(Part of a data file)
┌──

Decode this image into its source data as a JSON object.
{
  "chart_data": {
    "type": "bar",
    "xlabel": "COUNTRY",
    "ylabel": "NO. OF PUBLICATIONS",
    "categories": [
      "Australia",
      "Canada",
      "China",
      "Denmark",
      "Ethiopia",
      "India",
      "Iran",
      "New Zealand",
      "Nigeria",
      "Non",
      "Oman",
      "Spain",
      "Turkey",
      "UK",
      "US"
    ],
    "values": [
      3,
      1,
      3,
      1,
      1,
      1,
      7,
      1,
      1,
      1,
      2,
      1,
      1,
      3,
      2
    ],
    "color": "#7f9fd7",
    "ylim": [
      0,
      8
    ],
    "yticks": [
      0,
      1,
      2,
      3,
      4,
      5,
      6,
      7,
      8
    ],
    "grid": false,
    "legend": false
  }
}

└──
┌──

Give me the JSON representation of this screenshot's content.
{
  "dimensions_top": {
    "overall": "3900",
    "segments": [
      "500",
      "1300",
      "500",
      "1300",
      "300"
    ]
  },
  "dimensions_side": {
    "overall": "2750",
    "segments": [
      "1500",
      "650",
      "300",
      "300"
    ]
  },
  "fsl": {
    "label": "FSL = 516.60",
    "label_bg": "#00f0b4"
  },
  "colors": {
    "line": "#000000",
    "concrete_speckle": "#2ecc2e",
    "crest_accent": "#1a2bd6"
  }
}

└──

- EXERCISE PROMPT:
Filter the entries down to the lines with the word "JSON" in them.

- EXERCISE SOLUTION:
Decode this image into its source data as a JSON object.
Give me the JSON representation of this screenshot's content.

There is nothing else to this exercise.